# [Instruction]
Locate all lines in the data below that hold "hevc" and show them.

# [Records shown]
>>

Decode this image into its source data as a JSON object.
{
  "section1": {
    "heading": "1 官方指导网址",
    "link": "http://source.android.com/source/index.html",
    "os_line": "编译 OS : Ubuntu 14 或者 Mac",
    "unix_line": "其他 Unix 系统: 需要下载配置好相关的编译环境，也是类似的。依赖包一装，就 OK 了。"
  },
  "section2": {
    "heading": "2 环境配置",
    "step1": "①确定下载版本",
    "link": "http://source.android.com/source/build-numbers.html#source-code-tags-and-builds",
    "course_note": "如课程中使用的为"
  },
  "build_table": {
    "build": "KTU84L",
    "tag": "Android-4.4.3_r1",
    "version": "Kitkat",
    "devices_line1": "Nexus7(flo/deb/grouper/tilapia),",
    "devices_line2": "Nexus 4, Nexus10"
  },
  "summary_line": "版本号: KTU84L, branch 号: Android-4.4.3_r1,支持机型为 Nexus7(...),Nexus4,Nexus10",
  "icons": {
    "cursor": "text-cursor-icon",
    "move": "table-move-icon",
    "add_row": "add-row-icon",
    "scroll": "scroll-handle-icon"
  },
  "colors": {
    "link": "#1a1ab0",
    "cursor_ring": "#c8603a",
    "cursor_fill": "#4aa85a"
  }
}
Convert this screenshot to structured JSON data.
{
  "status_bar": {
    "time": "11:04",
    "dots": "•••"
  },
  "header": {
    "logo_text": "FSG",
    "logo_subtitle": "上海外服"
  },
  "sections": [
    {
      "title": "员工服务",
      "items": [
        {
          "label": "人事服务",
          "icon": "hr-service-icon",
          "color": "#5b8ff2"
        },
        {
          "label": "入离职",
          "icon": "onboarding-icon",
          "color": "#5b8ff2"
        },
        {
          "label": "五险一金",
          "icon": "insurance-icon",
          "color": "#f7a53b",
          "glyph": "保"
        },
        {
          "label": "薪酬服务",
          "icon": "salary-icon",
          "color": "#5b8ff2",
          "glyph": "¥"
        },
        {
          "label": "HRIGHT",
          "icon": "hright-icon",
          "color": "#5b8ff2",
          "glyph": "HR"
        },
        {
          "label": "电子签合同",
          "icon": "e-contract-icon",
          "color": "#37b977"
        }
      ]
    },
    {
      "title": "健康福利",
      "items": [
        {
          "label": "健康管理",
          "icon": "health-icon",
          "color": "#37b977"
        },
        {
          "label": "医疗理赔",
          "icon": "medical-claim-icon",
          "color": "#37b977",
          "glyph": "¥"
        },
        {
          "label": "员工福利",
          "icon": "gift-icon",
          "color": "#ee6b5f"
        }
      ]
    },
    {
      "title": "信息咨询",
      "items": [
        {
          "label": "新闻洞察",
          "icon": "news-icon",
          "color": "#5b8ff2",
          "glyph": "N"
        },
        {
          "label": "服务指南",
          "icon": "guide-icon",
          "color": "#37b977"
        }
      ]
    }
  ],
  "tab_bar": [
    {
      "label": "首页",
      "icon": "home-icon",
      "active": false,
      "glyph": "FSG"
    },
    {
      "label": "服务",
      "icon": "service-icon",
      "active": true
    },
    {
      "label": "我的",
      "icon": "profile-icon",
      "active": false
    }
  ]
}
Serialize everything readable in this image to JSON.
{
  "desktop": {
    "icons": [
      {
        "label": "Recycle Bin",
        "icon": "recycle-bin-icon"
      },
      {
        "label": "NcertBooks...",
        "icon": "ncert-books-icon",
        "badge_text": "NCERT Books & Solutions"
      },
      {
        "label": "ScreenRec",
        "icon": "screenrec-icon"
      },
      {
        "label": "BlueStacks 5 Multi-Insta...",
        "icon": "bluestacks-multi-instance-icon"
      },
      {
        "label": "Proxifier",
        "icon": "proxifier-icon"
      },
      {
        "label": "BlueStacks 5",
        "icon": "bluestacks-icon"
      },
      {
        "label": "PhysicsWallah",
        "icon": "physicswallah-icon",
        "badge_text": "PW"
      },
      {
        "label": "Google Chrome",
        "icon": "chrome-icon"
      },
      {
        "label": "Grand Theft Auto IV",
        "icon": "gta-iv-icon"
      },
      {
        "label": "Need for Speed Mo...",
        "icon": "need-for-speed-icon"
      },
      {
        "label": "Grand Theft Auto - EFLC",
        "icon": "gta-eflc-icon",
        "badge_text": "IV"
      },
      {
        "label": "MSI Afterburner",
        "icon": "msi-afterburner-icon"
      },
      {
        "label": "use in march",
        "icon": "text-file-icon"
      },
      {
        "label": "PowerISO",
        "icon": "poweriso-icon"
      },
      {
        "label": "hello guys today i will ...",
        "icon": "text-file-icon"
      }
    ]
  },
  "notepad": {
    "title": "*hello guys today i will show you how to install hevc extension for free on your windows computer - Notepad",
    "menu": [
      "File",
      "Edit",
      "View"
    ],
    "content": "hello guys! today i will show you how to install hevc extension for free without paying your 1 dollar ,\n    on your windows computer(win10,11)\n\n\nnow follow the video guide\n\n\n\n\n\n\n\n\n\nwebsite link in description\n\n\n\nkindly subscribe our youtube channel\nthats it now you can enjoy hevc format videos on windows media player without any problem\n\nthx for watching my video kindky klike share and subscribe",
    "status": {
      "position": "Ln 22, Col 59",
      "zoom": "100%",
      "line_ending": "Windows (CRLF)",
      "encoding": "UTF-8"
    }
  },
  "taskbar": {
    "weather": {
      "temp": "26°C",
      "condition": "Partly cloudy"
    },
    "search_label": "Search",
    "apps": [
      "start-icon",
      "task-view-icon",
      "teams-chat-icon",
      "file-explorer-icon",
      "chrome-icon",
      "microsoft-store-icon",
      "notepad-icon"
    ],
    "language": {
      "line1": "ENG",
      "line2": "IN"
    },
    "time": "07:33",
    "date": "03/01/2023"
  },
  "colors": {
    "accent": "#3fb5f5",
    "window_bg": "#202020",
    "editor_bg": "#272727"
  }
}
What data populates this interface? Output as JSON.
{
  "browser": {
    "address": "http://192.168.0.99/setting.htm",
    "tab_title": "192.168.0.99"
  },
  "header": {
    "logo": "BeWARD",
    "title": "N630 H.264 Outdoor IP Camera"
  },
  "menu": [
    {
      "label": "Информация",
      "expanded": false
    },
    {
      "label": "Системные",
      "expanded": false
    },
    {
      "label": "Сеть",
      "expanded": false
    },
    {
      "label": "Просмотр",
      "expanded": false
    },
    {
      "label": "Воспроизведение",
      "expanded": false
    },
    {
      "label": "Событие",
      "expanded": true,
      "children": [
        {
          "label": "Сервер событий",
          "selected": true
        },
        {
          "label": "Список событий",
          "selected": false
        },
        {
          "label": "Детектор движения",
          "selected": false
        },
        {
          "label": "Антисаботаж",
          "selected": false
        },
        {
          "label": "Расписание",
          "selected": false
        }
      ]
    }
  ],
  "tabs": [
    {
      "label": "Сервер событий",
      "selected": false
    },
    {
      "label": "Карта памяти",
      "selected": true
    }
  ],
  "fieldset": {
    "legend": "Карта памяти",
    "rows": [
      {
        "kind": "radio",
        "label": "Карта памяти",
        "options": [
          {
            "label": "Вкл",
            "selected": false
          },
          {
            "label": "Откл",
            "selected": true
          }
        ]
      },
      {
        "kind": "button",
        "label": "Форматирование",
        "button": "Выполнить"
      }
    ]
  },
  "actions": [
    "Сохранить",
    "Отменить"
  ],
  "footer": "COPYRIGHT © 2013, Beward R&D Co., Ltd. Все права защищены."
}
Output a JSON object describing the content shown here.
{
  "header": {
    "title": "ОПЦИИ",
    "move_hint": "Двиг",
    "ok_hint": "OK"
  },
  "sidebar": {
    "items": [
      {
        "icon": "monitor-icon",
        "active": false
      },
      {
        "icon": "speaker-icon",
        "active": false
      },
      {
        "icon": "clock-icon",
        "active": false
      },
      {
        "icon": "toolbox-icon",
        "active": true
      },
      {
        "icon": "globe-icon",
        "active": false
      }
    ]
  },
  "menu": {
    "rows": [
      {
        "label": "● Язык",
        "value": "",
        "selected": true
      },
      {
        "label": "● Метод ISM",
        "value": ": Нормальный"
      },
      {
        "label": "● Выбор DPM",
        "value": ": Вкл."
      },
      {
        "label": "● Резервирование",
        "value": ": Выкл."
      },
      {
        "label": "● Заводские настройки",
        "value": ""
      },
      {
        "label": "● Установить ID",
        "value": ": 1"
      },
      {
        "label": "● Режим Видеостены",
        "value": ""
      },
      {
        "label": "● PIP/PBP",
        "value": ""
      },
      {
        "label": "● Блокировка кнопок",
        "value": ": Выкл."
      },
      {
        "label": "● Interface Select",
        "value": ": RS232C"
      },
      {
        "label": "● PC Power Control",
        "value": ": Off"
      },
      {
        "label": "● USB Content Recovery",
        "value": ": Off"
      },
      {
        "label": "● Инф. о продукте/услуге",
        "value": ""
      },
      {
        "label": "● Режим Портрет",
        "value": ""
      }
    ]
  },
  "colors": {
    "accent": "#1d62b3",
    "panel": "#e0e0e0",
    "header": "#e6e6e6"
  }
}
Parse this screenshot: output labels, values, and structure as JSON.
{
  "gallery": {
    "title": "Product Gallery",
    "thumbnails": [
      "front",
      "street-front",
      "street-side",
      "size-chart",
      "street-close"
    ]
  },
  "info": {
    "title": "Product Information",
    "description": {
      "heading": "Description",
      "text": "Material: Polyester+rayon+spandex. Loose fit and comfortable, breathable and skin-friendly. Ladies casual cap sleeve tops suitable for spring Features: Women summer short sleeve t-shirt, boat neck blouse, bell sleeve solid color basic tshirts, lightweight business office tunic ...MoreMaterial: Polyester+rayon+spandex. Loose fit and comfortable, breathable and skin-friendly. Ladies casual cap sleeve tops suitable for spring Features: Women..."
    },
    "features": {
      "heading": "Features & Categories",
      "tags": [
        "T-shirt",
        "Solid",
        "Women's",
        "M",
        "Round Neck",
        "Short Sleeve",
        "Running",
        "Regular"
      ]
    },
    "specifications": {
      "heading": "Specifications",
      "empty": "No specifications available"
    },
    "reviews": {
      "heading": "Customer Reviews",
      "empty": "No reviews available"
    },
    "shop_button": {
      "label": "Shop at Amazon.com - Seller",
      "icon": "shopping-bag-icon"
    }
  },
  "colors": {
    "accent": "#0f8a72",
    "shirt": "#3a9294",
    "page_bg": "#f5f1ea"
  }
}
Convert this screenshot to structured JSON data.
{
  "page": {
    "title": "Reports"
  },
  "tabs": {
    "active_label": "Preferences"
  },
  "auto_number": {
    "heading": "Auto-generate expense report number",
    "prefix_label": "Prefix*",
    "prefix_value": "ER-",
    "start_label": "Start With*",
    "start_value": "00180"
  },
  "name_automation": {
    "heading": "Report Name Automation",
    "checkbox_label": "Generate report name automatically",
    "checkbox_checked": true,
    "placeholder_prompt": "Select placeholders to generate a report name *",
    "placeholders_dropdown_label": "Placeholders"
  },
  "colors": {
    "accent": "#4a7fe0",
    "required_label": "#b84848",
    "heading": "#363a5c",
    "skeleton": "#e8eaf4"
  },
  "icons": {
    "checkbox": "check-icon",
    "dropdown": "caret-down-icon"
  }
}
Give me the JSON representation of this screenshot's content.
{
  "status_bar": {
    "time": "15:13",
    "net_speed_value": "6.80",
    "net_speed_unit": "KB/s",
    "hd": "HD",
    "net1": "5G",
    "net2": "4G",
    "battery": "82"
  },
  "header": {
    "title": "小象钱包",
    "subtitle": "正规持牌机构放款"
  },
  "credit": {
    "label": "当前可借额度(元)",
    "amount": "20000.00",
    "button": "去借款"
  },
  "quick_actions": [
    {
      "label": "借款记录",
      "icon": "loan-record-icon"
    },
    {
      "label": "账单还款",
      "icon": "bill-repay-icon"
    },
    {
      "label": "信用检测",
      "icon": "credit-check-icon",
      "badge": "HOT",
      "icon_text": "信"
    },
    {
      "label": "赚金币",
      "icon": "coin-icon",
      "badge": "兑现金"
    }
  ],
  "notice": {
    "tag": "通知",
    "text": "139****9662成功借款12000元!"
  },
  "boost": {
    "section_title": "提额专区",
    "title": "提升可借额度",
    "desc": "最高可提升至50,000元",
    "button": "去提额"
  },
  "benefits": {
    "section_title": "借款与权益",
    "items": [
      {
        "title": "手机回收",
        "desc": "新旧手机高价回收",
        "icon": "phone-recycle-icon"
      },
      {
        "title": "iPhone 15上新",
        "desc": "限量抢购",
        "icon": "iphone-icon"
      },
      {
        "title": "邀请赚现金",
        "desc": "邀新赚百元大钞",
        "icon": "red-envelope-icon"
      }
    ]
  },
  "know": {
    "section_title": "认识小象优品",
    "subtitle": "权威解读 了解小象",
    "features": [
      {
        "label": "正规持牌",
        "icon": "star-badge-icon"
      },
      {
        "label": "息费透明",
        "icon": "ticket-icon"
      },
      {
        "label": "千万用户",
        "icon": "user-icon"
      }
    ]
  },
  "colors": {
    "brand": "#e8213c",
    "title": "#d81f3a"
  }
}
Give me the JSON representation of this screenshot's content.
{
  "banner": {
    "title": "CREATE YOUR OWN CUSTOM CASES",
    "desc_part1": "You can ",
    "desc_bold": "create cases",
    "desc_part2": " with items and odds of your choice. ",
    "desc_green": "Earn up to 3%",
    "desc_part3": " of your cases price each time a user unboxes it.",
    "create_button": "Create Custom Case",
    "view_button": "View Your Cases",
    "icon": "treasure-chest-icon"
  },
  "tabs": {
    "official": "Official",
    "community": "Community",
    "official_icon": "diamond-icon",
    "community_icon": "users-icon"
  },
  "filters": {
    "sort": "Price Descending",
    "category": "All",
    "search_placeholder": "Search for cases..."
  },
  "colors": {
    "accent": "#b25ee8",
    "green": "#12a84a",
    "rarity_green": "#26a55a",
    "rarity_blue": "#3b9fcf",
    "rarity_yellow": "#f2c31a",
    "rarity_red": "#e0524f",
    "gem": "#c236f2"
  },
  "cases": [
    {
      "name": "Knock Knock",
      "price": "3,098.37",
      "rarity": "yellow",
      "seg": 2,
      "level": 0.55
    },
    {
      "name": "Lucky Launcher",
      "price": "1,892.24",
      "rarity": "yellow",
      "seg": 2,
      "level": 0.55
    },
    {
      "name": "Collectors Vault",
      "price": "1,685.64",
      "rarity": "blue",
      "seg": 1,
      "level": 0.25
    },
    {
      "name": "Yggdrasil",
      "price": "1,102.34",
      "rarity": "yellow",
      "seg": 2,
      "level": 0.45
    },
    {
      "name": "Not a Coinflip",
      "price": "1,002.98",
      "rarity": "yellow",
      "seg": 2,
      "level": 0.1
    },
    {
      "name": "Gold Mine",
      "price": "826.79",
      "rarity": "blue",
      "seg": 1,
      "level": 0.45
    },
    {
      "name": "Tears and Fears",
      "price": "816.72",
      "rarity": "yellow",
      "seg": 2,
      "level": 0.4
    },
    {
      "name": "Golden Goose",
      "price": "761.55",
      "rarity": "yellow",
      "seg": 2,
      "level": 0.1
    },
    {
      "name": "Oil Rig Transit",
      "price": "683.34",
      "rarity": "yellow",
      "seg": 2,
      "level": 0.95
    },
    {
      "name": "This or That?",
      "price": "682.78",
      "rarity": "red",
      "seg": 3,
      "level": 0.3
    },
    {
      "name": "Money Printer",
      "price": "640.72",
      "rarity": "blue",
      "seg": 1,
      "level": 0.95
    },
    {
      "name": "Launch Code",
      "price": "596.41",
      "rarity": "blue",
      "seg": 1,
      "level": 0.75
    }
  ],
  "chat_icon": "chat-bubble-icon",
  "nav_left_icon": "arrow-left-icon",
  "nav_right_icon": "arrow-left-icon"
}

<<

# [Exercise response]
    "title": "*hello guys today i will show you how to install hevc extension for free on your windows computer - Notepad",
    "content": "hello guys! today i will show you how to install hevc extension for free without paying your 1 dollar ,\n    on your windows computer(win10,11)\n\n\nnow follow the video guide\n\n\n\n\n\n\n\n\n\nwebsite link in description\n\n\n\nkindly subscribe our youtube channel\nthats it now you can enjoy hevc format videos on windows media player without any problem\n\nthx for watching my video kindky klike share and subscribe",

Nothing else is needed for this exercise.